Return the records that follow unaltered. Omit every picture.

[Data extracted from a collection]

☆ ☆ ☆ ☆ ☆ ☆ ☆

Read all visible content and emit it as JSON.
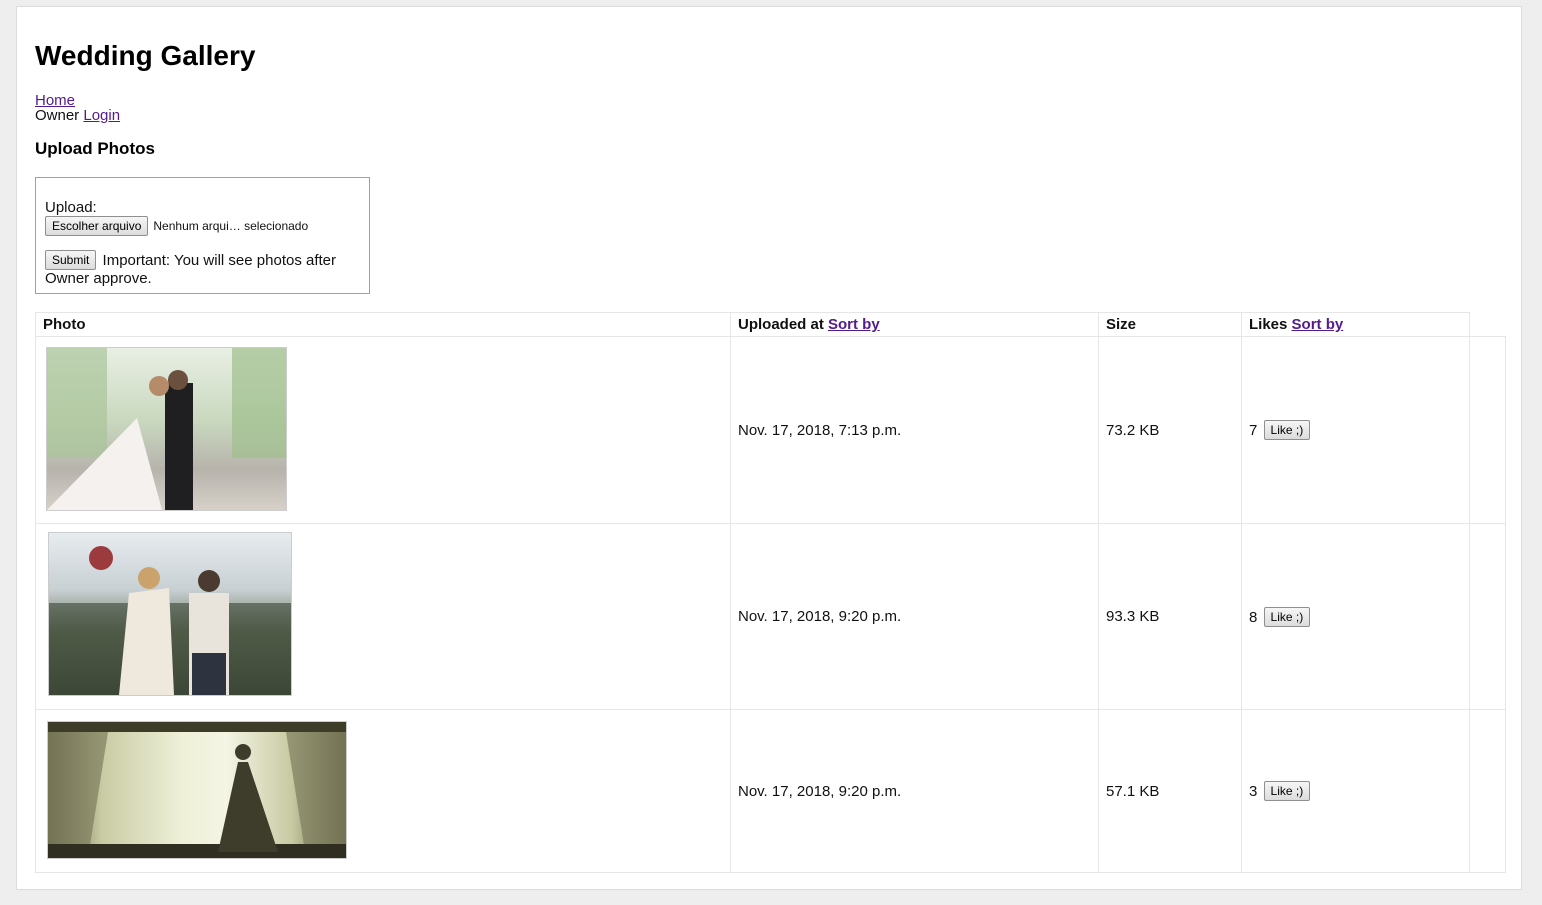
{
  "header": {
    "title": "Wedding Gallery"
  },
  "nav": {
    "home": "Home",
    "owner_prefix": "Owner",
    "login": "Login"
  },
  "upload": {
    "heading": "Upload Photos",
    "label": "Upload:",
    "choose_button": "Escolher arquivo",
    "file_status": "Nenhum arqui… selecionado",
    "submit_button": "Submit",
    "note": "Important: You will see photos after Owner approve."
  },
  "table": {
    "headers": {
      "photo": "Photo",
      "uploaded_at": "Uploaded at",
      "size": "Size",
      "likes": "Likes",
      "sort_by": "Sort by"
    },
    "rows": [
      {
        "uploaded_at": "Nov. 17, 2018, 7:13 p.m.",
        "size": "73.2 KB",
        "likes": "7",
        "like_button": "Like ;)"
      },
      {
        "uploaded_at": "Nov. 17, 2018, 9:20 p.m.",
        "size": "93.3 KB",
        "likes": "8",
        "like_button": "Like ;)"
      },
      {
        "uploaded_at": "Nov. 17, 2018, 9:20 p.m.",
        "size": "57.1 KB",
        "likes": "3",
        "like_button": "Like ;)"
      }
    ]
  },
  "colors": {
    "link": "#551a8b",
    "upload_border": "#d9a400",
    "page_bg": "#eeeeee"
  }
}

☆ ☆ ☆ ☆ ☆ ☆ ☆

▸ **RESULT OF THE TASK**
Read all visible content and emit it as JSON.
{
  "header": {
    "title": "Wedding Gallery"
  },
  "nav": {
    "home": "Home",
    "owner_prefix": "Owner",
    "login": "Login"
  },
  "upload": {
    "heading": "Upload Photos",
    "label": "Upload:",
    "choose_button": "Escolher arquivo",
    "file_status": "Nenhum arqui… selecionado",
    "submit_button": "Submit",
    "note": "Important: You will see photos after Owner approve."
  },
  "table": {
    "headers": {
      "photo": "Photo",
      "uploaded_at": "Uploaded at",
      "size": "Size",
      "likes": "Likes",
      "sort_by": "Sort by"
    },
    "rows": [
      {
        "uploaded_at": "Nov. 17, 2018, 7:13 p.m.",
        "size": "73.2 KB",
        "likes": "7",
        "like_button": "Like ;)"
      },
      {
        "uploaded_at": "Nov. 17, 2018, 9:20 p.m.",
        "size": "93.3 KB",
        "likes": "8",
        "like_button": "Like ;)"
      },
      {
        "uploaded_at": "Nov. 17, 2018, 9:20 p.m.",
        "size": "57.1 KB",
        "likes": "3",
        "like_button": "Like ;)"
      }
    ]
  },
  "colors": {
    "link": "#551a8b",
    "upload_border": "#d9a400",
    "page_bg": "#eeeeee"
  }
}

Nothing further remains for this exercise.